ENTRIES SHOWN -
================================

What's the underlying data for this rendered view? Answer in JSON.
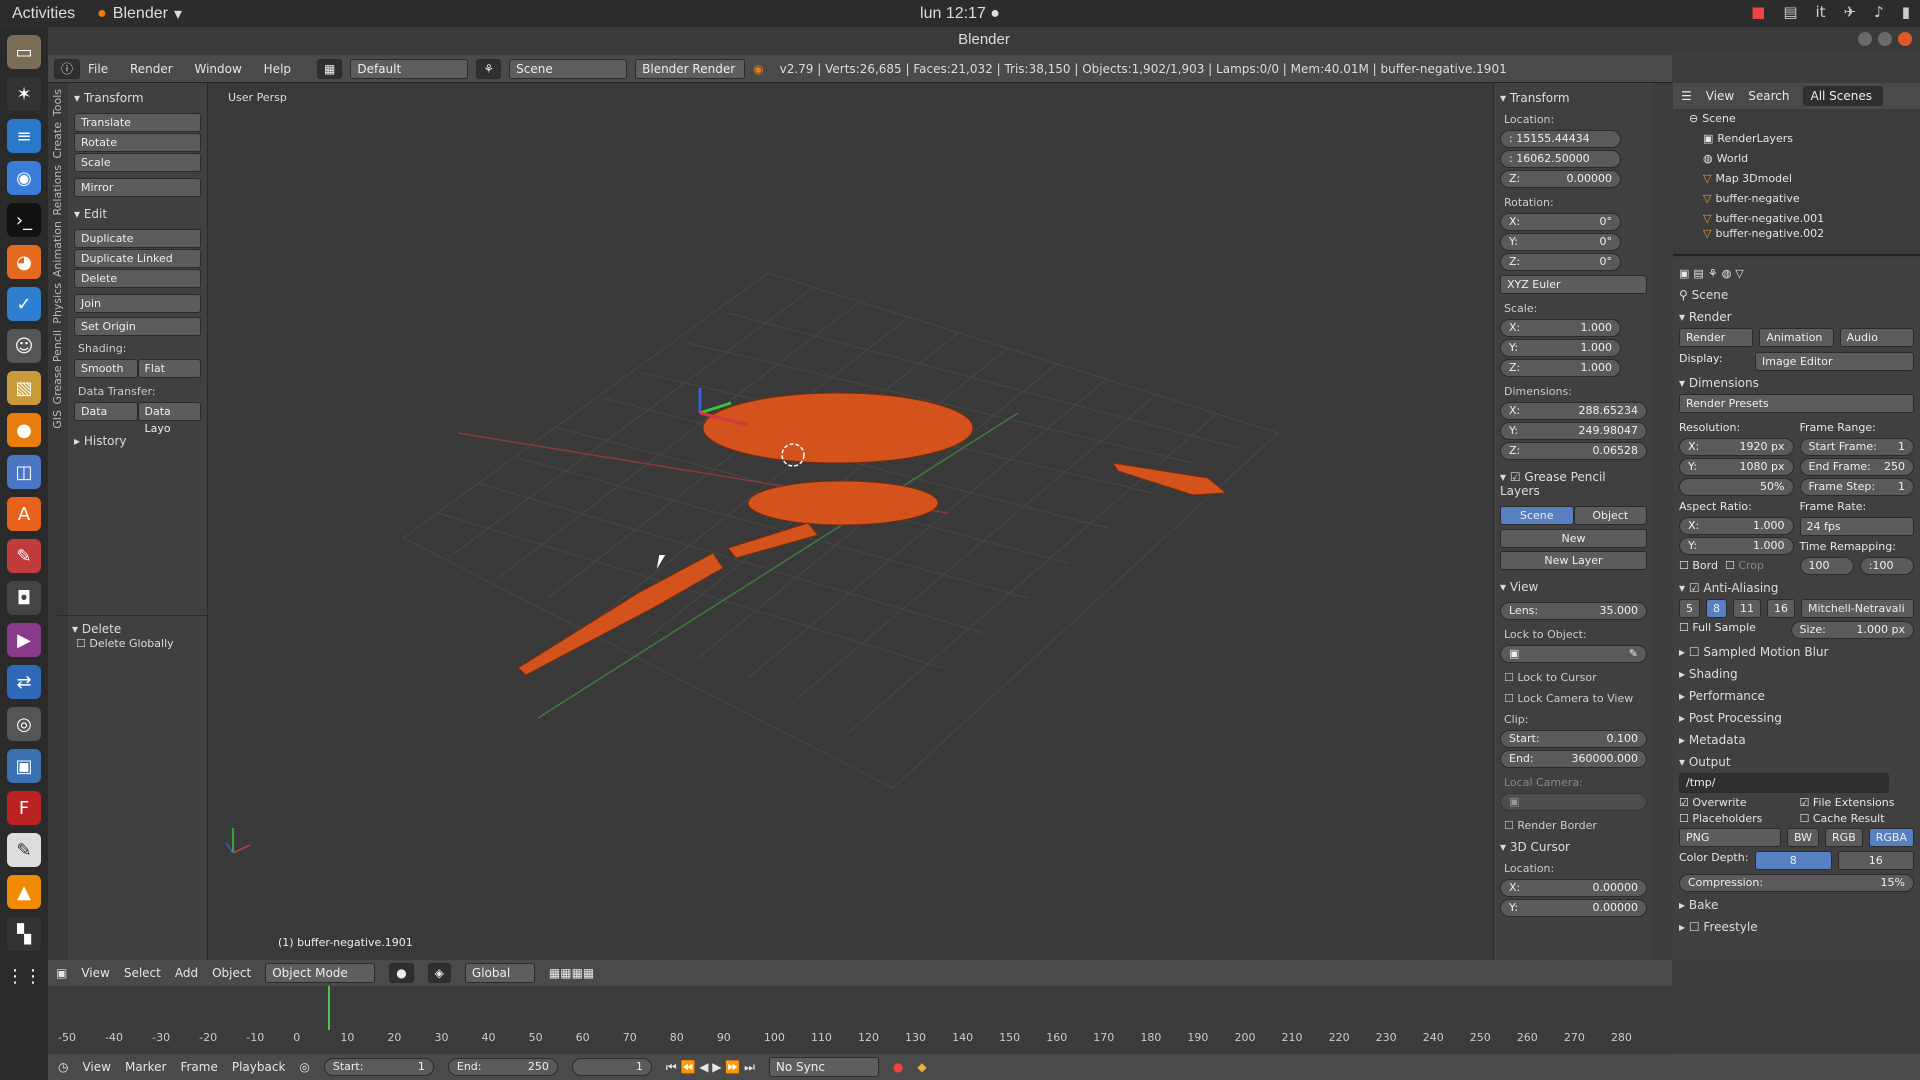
{
  "os": {
    "activities": "Activities",
    "app_name": "Blender",
    "clock": "lun 12:17 ●",
    "lang": "it"
  },
  "window": {
    "title": "Blender"
  },
  "header": {
    "menus": [
      "File",
      "Render",
      "Window",
      "Help"
    ],
    "layout": "Default",
    "scene": "Scene",
    "engine": "Blender Render",
    "stats": "v2.79 | Verts:26,685 | Faces:21,032 | Tris:38,150 | Objects:1,902/1,903 | Lamps:0/0 | Mem:40.01M | buffer-negative.1901"
  },
  "tabs": [
    "Tools",
    "Create",
    "Relations",
    "Animation",
    "Physics",
    "Grease Pencil",
    "GIS"
  ],
  "tools": {
    "transform_title": "Transform",
    "translate": "Translate",
    "rotate": "Rotate",
    "scale": "Scale",
    "mirror": "Mirror",
    "edit_title": "Edit",
    "duplicate": "Duplicate",
    "duplicate_linked": "Duplicate Linked",
    "delete": "Delete",
    "join": "Join",
    "set_origin": "Set Origin",
    "shading_label": "Shading:",
    "smooth": "Smooth",
    "flat": "Flat",
    "data_transfer_label": "Data Transfer:",
    "data": "Data",
    "data_layo": "Data Layo",
    "history": "History",
    "delete_title": "Delete",
    "delete_globally": "Delete Globally"
  },
  "viewport": {
    "label": "User Persp",
    "object_label": "(1) buffer-negative.1901"
  },
  "transform_panel": {
    "title": "Transform",
    "location_label": "Location:",
    "location": [
      ": 15155.44434",
      ": 16062.50000"
    ],
    "loc_z_key": "Z:",
    "loc_z": "0.00000",
    "rotation_label": "Rotation:",
    "rot_keys": [
      "X:",
      "Y:",
      "Z:"
    ],
    "rot_vals": [
      "0°",
      "0°",
      "0°"
    ],
    "euler": "XYZ Euler",
    "scale_label": "Scale:",
    "scale_keys": [
      "X:",
      "Y:",
      "Z:"
    ],
    "scale_vals": [
      "1.000",
      "1.000",
      "1.000"
    ],
    "dimensions_label": "Dimensions:",
    "dim_keys": [
      "X:",
      "Y:",
      "Z:"
    ],
    "dim_vals": [
      "288.65234",
      "249.98047",
      "0.06528"
    ],
    "gp_title": "Grease Pencil Layers",
    "gp_scene": "Scene",
    "gp_object": "Object",
    "gp_new": "New",
    "gp_new_layer": "New Layer",
    "view_title": "View",
    "lens_key": "Lens:",
    "lens_val": "35.000",
    "lock_to_object": "Lock to Object:",
    "lock_to_cursor": "Lock to Cursor",
    "lock_camera": "Lock Camera to View",
    "clip_label": "Clip:",
    "clip_start_key": "Start:",
    "clip_start": "0.100",
    "clip_end_key": "End:",
    "clip_end": "360000.000",
    "local_camera": "Local Camera:",
    "render_border": "Render Border",
    "cursor_title": "3D Cursor",
    "cursor_location": "Location:",
    "cursor_keys": [
      "X:",
      "Y:"
    ],
    "cursor_vals": [
      "0.00000",
      "0.00000"
    ]
  },
  "outliner": {
    "menus": [
      "View",
      "Search"
    ],
    "filter": "All Scenes",
    "items": [
      "Scene",
      "RenderLayers",
      "World",
      "Map 3Dmodel",
      "buffer-negative",
      "buffer-negative.001",
      "buffer-negative.002"
    ]
  },
  "properties": {
    "scene": "Scene",
    "render_title": "Render",
    "render_btn": "Render",
    "animation_btn": "Animation",
    "audio_btn": "Audio",
    "display_label": "Display:",
    "display_value": "Image Editor",
    "dimensions_title": "Dimensions",
    "render_presets": "Render Presets",
    "resolution_label": "Resolution:",
    "res_x_key": "X:",
    "res_x": "1920 px",
    "res_y_key": "Y:",
    "res_y": "1080 px",
    "res_pct": "50%",
    "frame_range_label": "Frame Range:",
    "start_frame_key": "Start Frame:",
    "start_frame": "1",
    "end_frame_key": "End Frame:",
    "end_frame": "250",
    "frame_step_key": "Frame Step:",
    "frame_step": "1",
    "aspect_label": "Aspect Ratio:",
    "aspect_x_key": "X:",
    "aspect_x": "1.000",
    "aspect_y_key": "Y:",
    "aspect_y": "1.000",
    "frame_rate_label": "Frame Rate:",
    "frame_rate": "24 fps",
    "time_remap_label": "Time Remapping:",
    "remap_old": "100",
    "remap_new": ":100",
    "bord": "Bord",
    "crop": "Crop",
    "aa_title": "Anti-Aliasing",
    "aa_samples": [
      "5",
      "8",
      "11",
      "16"
    ],
    "aa_filter": "Mitchell-Netravali",
    "full_sample": "Full Sample",
    "aa_size_key": "Size:",
    "aa_size": "1.000 px",
    "motion_blur": "Sampled Motion Blur",
    "shading": "Shading",
    "performance": "Performance",
    "post_processing": "Post Processing",
    "metadata": "Metadata",
    "output_title": "Output",
    "output_path": "/tmp/",
    "overwrite": "Overwrite",
    "file_ext": "File Extensions",
    "placeholders": "Placeholders",
    "cache_result": "Cache Result",
    "format": "PNG",
    "bw": "BW",
    "rgb": "RGB",
    "rgba": "RGBA",
    "color_depth_label": "Color Depth:",
    "depth_8": "8",
    "depth_16": "16",
    "compression_key": "Compression:",
    "compression": "15%",
    "bake": "Bake",
    "freestyle": "Freestyle"
  },
  "view3d_header": {
    "menus": [
      "View",
      "Select",
      "Add",
      "Object"
    ],
    "mode": "Object Mode",
    "orientation": "Global"
  },
  "timeline": {
    "ticks": [
      "-50",
      "-40",
      "-30",
      "-20",
      "-10",
      "0",
      "10",
      "20",
      "30",
      "40",
      "50",
      "60",
      "70",
      "80",
      "90",
      "100",
      "110",
      "120",
      "130",
      "140",
      "150",
      "160",
      "170",
      "180",
      "190",
      "200",
      "210",
      "220",
      "230",
      "240",
      "250",
      "260",
      "270",
      "280"
    ],
    "menus": [
      "View",
      "Marker",
      "Frame",
      "Playback"
    ],
    "start_key": "Start:",
    "start": "1",
    "end_key": "End:",
    "end": "250",
    "current": "1",
    "sync": "No Sync"
  }
}
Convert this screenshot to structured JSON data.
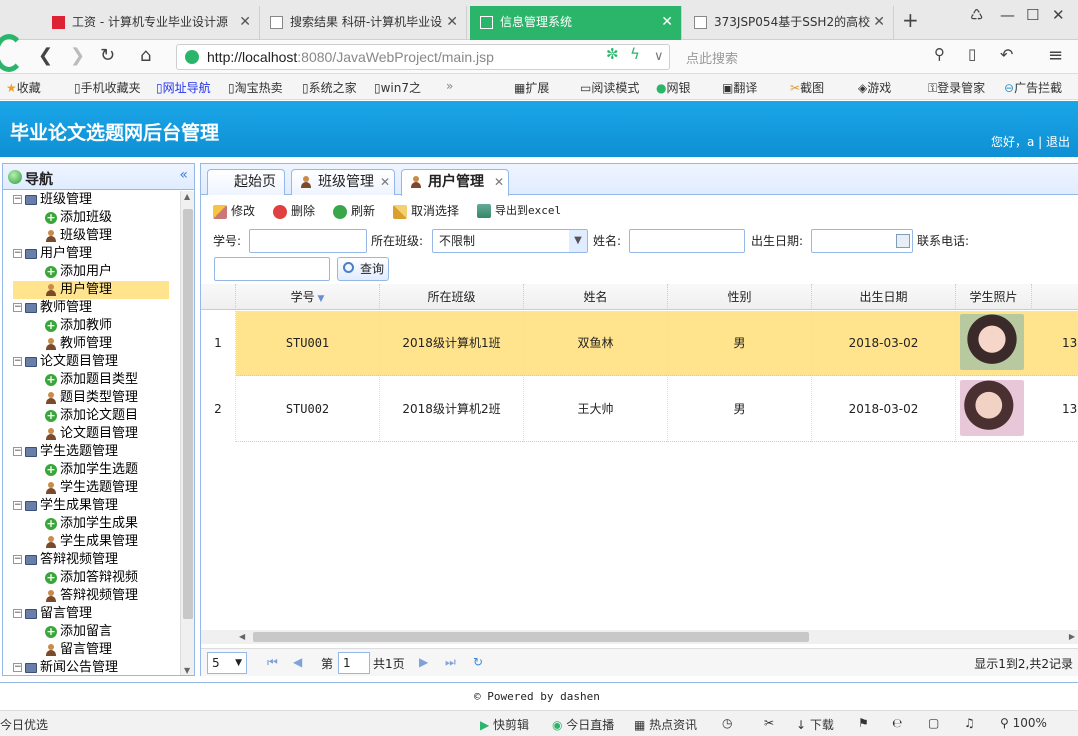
{
  "browser": {
    "tabs": [
      {
        "label": "工资 - 计算机专业毕业设计源",
        "active": false
      },
      {
        "label": "搜索结果 科研-计算机毕业设",
        "active": false
      },
      {
        "label": "信息管理系统",
        "active": true
      },
      {
        "label": "373JSP054基于SSH2的高校",
        "active": false
      }
    ],
    "url_host": "http://localhost",
    "url_rest": ":8080/JavaWebProject/main.jsp",
    "search_placeholder": "点此搜索",
    "bookmarks": [
      "收藏",
      "手机收藏夹",
      "网址导航",
      "淘宝热卖",
      "系统之家",
      "win7之",
      "扩展",
      "阅读模式",
      "网银",
      "翻译",
      "截图",
      "游戏",
      "登录管家",
      "广告拦截"
    ]
  },
  "header": {
    "title": "毕业论文选题网后台管理",
    "greeting": "您好，a  |  退出"
  },
  "nav": {
    "title": "导航",
    "collapse_icon": "«",
    "items": [
      {
        "label": "班级管理",
        "type": "group"
      },
      {
        "label": "添加班级",
        "type": "add"
      },
      {
        "label": "班级管理",
        "type": "user"
      },
      {
        "label": "用户管理",
        "type": "group"
      },
      {
        "label": "添加用户",
        "type": "add"
      },
      {
        "label": "用户管理",
        "type": "user",
        "selected": true
      },
      {
        "label": "教师管理",
        "type": "group"
      },
      {
        "label": "添加教师",
        "type": "add"
      },
      {
        "label": "教师管理",
        "type": "user"
      },
      {
        "label": "论文题目管理",
        "type": "group"
      },
      {
        "label": "添加题目类型",
        "type": "add"
      },
      {
        "label": "题目类型管理",
        "type": "user"
      },
      {
        "label": "添加论文题目",
        "type": "add"
      },
      {
        "label": "论文题目管理",
        "type": "user"
      },
      {
        "label": "学生选题管理",
        "type": "group"
      },
      {
        "label": "添加学生选题",
        "type": "add"
      },
      {
        "label": "学生选题管理",
        "type": "user"
      },
      {
        "label": "学生成果管理",
        "type": "group"
      },
      {
        "label": "添加学生成果",
        "type": "add"
      },
      {
        "label": "学生成果管理",
        "type": "user"
      },
      {
        "label": "答辩视频管理",
        "type": "group"
      },
      {
        "label": "添加答辩视频",
        "type": "add"
      },
      {
        "label": "答辩视频管理",
        "type": "user"
      },
      {
        "label": "留言管理",
        "type": "group"
      },
      {
        "label": "添加留言",
        "type": "add"
      },
      {
        "label": "留言管理",
        "type": "user"
      },
      {
        "label": "新闻公告管理",
        "type": "group"
      }
    ]
  },
  "page_tabs": [
    {
      "label": "起始页",
      "closable": false,
      "active": false
    },
    {
      "label": "班级管理",
      "closable": true,
      "active": false
    },
    {
      "label": "用户管理",
      "closable": true,
      "active": true
    }
  ],
  "toolbar": {
    "edit": "修改",
    "delete": "删除",
    "refresh": "刷新",
    "deselect": "取消选择",
    "export": "导出到excel"
  },
  "search": {
    "student_no_label": "学号:",
    "class_label": "所在班级:",
    "class_value": "不限制",
    "name_label": "姓名:",
    "birth_label": "出生日期:",
    "phone_label": "联系电话:",
    "query_button": "查询"
  },
  "grid": {
    "columns": [
      "学号",
      "所在班级",
      "姓名",
      "性别",
      "出生日期",
      "学生照片"
    ],
    "rows": [
      {
        "num": "1",
        "student_no": "STU001",
        "class": "2018级计算机1班",
        "name": "双鱼林",
        "gender": "男",
        "birth": "2018-03-02",
        "extra": "13"
      },
      {
        "num": "2",
        "student_no": "STU002",
        "class": "2018级计算机2班",
        "name": "王大帅",
        "gender": "男",
        "birth": "2018-03-02",
        "extra": "13"
      }
    ]
  },
  "pager": {
    "page_size": "5",
    "page_prefix": "第",
    "page_value": "1",
    "page_suffix": "共1页",
    "summary": "显示1到2,共2记录"
  },
  "footer": {
    "powered": "© Powered by dashen"
  },
  "statusbar": {
    "left": "今日优选",
    "items": [
      "快剪辑",
      "今日直播",
      "热点资讯",
      "下载",
      "100%"
    ]
  },
  "colors": {
    "header_bg": "#1aa6e8",
    "active_browser_tab": "#2bb56b",
    "selection": "#ffe48d",
    "border": "#95b8e7"
  }
}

================================

WORK TO BE COMPLETED - Show every line of the records above that contains the word "Shading".

RESULT -
    "shading_label": "Shading:",
    "shading": "Shading",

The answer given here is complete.